* Begin Rows *

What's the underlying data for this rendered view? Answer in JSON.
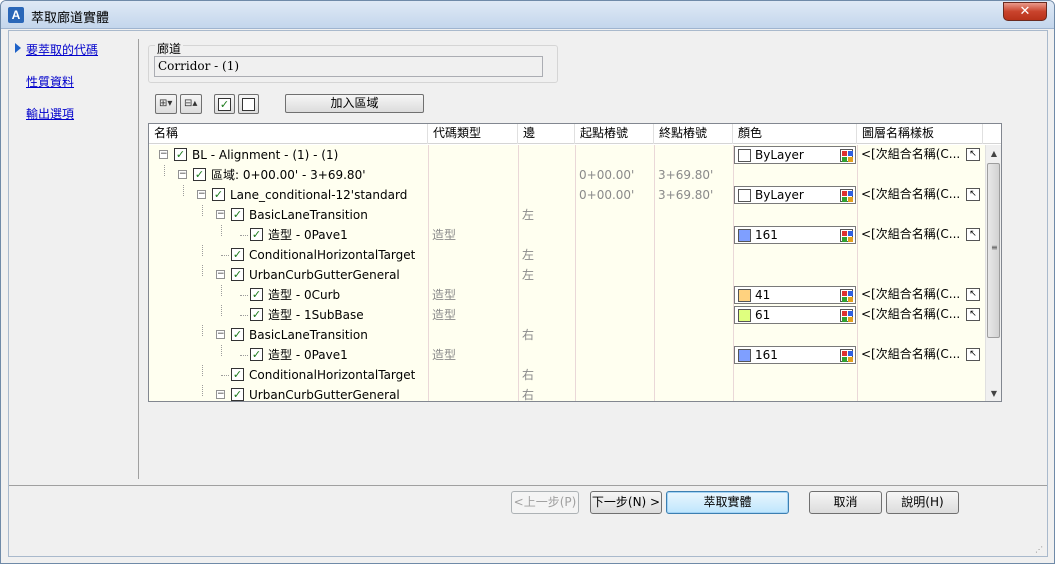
{
  "window": {
    "title": "萃取廊道實體",
    "close_glyph": "✕",
    "app_icon_letter": "A"
  },
  "nav": {
    "items": [
      {
        "label": "要萃取的代碼",
        "active": true
      },
      {
        "label": "性質資料",
        "active": false
      },
      {
        "label": "輸出選項",
        "active": false
      }
    ]
  },
  "corridor": {
    "label": "廊道",
    "value": "Corridor - (1)"
  },
  "toolbar": {
    "expand_glyph": "⊞▾",
    "collapse_glyph": "⊟▴",
    "check_all_glyph": "✓",
    "uncheck_all_glyph": "",
    "add_region_label": "加入區域"
  },
  "columns": [
    "名稱",
    "代碼類型",
    "邊",
    "起點樁號",
    "終點樁號",
    "顏色",
    "圖層名稱樣板"
  ],
  "rows": [
    {
      "name": "BL - Alignment - (1) - (1)",
      "type": "",
      "side": "",
      "start": "",
      "end": "",
      "color_label": "ByLayer",
      "layer": "<[次組合名稱(C..."
    },
    {
      "name": "區域: 0+00.00' - 3+69.80'",
      "type": "",
      "side": "",
      "start": "0+00.00'",
      "end": "3+69.80'",
      "color_label": "",
      "layer": ""
    },
    {
      "name": "Lane_conditional-12'standard",
      "type": "",
      "side": "",
      "start": "0+00.00'",
      "end": "3+69.80'",
      "color_label": "ByLayer",
      "layer": "<[次組合名稱(C..."
    },
    {
      "name": "BasicLaneTransition",
      "type": "",
      "side": "左",
      "start": "",
      "end": "",
      "color_label": "",
      "layer": ""
    },
    {
      "name": "造型 - 0Pave1",
      "type": "造型",
      "side": "",
      "start": "",
      "end": "",
      "color_label": "161",
      "layer": "<[次組合名稱(C..."
    },
    {
      "name": "ConditionalHorizontalTarget",
      "type": "",
      "side": "左",
      "start": "",
      "end": "",
      "color_label": "",
      "layer": ""
    },
    {
      "name": "UrbanCurbGutterGeneral",
      "type": "",
      "side": "左",
      "start": "",
      "end": "",
      "color_label": "",
      "layer": ""
    },
    {
      "name": "造型 - 0Curb",
      "type": "造型",
      "side": "",
      "start": "",
      "end": "",
      "color_label": "41",
      "layer": "<[次組合名稱(C..."
    },
    {
      "name": "造型 - 1SubBase",
      "type": "造型",
      "side": "",
      "start": "",
      "end": "",
      "color_label": "61",
      "layer": "<[次組合名稱(C..."
    },
    {
      "name": "BasicLaneTransition",
      "type": "",
      "side": "右",
      "start": "",
      "end": "",
      "color_label": "",
      "layer": ""
    },
    {
      "name": "造型 - 0Pave1",
      "type": "造型",
      "side": "",
      "start": "",
      "end": "",
      "color_label": "161",
      "layer": "<[次組合名稱(C..."
    },
    {
      "name": "ConditionalHorizontalTarget",
      "type": "",
      "side": "右",
      "start": "",
      "end": "",
      "color_label": "",
      "layer": ""
    },
    {
      "name": "UrbanCurbGutterGeneral",
      "type": "",
      "side": "右",
      "start": "",
      "end": "",
      "color_label": "",
      "layer": ""
    }
  ],
  "swatch_colors": {
    "ByLayer": "#ffffff",
    "161": "#7f9fff",
    "41": "#ffd27f",
    "61": "#dfff7f"
  },
  "footer": {
    "back_label": "<上一步(P)",
    "next_label": "下一步(N) >",
    "extract_label": "萃取實體",
    "cancel_label": "取消",
    "help_label": "說明(H)"
  }
}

* End Rows *

Repeat the listing in full and exactly. Leave any pictures out.

What's the underlying data for this rendered view? Answer in JSON.
{
  "window": {
    "title": "萃取廊道實體",
    "close_glyph": "✕",
    "app_icon_letter": "A"
  },
  "nav": {
    "items": [
      {
        "label": "要萃取的代碼",
        "active": true
      },
      {
        "label": "性質資料",
        "active": false
      },
      {
        "label": "輸出選項",
        "active": false
      }
    ]
  },
  "corridor": {
    "label": "廊道",
    "value": "Corridor - (1)"
  },
  "toolbar": {
    "expand_glyph": "⊞▾",
    "collapse_glyph": "⊟▴",
    "check_all_glyph": "✓",
    "uncheck_all_glyph": "",
    "add_region_label": "加入區域"
  },
  "columns": [
    "名稱",
    "代碼類型",
    "邊",
    "起點樁號",
    "終點樁號",
    "顏色",
    "圖層名稱樣板"
  ],
  "rows": [
    {
      "name": "BL - Alignment - (1) - (1)",
      "type": "",
      "side": "",
      "start": "",
      "end": "",
      "color_label": "ByLayer",
      "layer": "<[次組合名稱(C..."
    },
    {
      "name": "區域: 0+00.00' - 3+69.80'",
      "type": "",
      "side": "",
      "start": "0+00.00'",
      "end": "3+69.80'",
      "color_label": "",
      "layer": ""
    },
    {
      "name": "Lane_conditional-12'standard",
      "type": "",
      "side": "",
      "start": "0+00.00'",
      "end": "3+69.80'",
      "color_label": "ByLayer",
      "layer": "<[次組合名稱(C..."
    },
    {
      "name": "BasicLaneTransition",
      "type": "",
      "side": "左",
      "start": "",
      "end": "",
      "color_label": "",
      "layer": ""
    },
    {
      "name": "造型 - 0Pave1",
      "type": "造型",
      "side": "",
      "start": "",
      "end": "",
      "color_label": "161",
      "layer": "<[次組合名稱(C..."
    },
    {
      "name": "ConditionalHorizontalTarget",
      "type": "",
      "side": "左",
      "start": "",
      "end": "",
      "color_label": "",
      "layer": ""
    },
    {
      "name": "UrbanCurbGutterGeneral",
      "type": "",
      "side": "左",
      "start": "",
      "end": "",
      "color_label": "",
      "layer": ""
    },
    {
      "name": "造型 - 0Curb",
      "type": "造型",
      "side": "",
      "start": "",
      "end": "",
      "color_label": "41",
      "layer": "<[次組合名稱(C..."
    },
    {
      "name": "造型 - 1SubBase",
      "type": "造型",
      "side": "",
      "start": "",
      "end": "",
      "color_label": "61",
      "layer": "<[次組合名稱(C..."
    },
    {
      "name": "BasicLaneTransition",
      "type": "",
      "side": "右",
      "start": "",
      "end": "",
      "color_label": "",
      "layer": ""
    },
    {
      "name": "造型 - 0Pave1",
      "type": "造型",
      "side": "",
      "start": "",
      "end": "",
      "color_label": "161",
      "layer": "<[次組合名稱(C..."
    },
    {
      "name": "ConditionalHorizontalTarget",
      "type": "",
      "side": "右",
      "start": "",
      "end": "",
      "color_label": "",
      "layer": ""
    },
    {
      "name": "UrbanCurbGutterGeneral",
      "type": "",
      "side": "右",
      "start": "",
      "end": "",
      "color_label": "",
      "layer": ""
    }
  ],
  "swatch_colors": {
    "ByLayer": "#ffffff",
    "161": "#7f9fff",
    "41": "#ffd27f",
    "61": "#dfff7f"
  },
  "footer": {
    "back_label": "<上一步(P)",
    "next_label": "下一步(N) >",
    "extract_label": "萃取實體",
    "cancel_label": "取消",
    "help_label": "說明(H)"
  }
}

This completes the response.